**** SOURCE DATA

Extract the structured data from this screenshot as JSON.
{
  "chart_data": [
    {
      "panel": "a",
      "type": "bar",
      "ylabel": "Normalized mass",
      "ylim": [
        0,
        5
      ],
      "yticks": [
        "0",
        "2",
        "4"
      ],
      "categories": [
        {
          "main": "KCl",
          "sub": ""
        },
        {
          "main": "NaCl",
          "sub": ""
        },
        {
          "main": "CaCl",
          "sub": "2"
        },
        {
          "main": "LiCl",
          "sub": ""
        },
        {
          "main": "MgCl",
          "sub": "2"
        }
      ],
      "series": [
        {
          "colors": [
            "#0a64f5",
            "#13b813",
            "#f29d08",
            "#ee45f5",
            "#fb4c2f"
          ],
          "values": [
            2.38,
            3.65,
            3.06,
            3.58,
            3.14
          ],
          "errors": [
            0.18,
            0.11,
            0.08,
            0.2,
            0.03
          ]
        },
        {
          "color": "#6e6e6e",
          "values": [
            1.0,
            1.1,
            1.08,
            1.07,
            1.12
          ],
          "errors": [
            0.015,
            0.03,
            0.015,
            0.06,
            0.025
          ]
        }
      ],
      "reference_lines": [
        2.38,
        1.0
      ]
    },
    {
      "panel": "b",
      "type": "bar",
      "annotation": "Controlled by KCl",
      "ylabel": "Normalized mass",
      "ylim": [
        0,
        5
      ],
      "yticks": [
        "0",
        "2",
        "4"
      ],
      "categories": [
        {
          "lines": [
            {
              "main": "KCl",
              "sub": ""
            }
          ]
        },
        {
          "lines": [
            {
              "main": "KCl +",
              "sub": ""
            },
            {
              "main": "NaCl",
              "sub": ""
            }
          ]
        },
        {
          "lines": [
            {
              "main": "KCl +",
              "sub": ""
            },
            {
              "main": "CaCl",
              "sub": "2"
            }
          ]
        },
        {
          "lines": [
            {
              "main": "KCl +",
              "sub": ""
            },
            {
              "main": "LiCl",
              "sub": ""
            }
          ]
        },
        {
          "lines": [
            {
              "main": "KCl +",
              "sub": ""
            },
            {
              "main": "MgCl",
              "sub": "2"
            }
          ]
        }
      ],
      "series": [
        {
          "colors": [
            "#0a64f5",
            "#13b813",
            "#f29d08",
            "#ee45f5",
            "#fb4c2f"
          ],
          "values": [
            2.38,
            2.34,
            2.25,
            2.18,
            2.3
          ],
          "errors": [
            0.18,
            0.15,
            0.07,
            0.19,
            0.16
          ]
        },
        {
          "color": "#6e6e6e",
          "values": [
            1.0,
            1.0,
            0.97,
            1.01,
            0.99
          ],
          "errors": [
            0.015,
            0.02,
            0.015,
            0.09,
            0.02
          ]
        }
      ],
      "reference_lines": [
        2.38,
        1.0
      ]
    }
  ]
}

********
**** SOURCE DATA

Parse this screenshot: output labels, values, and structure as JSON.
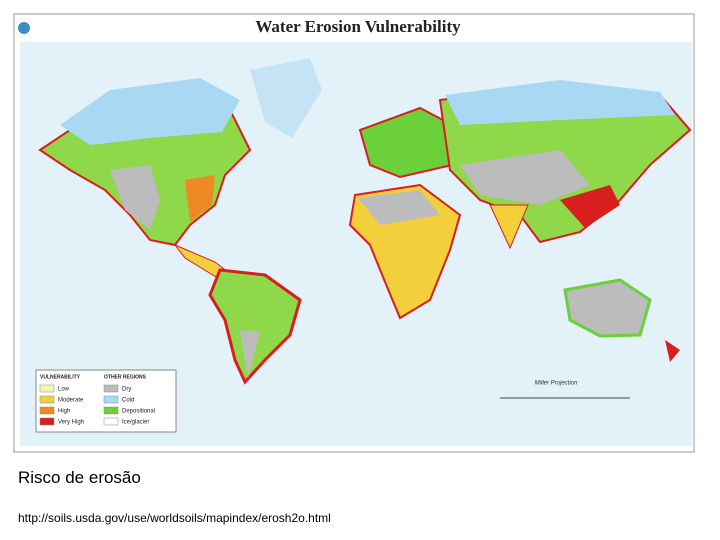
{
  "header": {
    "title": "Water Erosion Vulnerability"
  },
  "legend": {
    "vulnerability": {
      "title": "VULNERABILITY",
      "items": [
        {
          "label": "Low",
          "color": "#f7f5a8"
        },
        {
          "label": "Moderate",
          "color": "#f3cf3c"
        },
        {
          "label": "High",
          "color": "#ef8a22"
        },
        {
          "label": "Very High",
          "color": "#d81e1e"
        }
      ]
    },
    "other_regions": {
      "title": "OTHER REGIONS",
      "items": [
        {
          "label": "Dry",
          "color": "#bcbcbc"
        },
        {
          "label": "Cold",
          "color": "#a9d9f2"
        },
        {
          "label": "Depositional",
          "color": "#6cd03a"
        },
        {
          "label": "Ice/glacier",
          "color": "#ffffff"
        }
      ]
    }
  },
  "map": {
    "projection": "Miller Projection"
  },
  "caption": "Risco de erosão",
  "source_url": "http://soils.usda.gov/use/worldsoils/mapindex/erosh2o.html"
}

********
**** SOURCE DATA

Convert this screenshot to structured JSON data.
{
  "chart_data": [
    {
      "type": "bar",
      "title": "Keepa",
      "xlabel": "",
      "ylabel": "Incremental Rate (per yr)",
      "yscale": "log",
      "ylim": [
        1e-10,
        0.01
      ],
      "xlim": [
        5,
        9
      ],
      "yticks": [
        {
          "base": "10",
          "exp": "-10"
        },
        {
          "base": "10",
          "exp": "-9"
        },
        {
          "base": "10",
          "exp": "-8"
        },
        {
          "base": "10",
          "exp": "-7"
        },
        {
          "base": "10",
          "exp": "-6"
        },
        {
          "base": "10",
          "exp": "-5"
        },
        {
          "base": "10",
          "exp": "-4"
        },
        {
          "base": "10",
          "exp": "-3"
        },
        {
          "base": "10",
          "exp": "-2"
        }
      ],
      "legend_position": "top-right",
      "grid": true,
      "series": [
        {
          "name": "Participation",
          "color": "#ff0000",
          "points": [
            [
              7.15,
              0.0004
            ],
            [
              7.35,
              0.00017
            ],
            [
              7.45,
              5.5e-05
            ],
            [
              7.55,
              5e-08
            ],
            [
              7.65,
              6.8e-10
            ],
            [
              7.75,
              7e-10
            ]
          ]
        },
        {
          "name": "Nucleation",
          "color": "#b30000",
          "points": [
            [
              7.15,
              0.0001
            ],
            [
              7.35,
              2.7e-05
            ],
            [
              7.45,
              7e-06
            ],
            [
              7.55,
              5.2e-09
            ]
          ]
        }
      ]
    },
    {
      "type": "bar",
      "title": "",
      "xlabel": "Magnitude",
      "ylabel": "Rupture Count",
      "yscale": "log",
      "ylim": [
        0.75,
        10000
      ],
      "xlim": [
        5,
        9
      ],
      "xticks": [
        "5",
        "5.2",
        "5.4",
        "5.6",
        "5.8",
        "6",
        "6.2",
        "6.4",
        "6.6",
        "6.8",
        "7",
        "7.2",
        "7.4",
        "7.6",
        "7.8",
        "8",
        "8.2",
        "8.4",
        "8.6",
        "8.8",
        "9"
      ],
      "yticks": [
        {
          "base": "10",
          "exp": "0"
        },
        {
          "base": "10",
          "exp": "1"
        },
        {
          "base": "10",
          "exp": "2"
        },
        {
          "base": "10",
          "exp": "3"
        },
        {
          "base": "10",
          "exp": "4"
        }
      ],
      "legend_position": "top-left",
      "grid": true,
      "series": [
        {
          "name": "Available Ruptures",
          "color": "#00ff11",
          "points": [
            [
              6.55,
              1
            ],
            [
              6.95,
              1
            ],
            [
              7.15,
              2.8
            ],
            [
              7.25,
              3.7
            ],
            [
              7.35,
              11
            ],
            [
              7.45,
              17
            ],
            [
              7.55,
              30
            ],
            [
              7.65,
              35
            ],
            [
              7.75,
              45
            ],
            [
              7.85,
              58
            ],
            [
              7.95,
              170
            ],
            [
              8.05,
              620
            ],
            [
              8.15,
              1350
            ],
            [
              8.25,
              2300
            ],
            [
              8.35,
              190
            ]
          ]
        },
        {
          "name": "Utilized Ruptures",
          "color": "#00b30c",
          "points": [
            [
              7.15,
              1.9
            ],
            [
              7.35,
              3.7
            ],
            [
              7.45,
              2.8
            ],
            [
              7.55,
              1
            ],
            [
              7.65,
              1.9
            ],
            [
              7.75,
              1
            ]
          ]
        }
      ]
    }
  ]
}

********

→ **GIVEN TASK**: Find the string "Ruptures" in the listing and return every line that holds it.

→ **WORKED SOLUTION**:
          "name": "Available Ruptures",
          "name": "Utilized Ruptures",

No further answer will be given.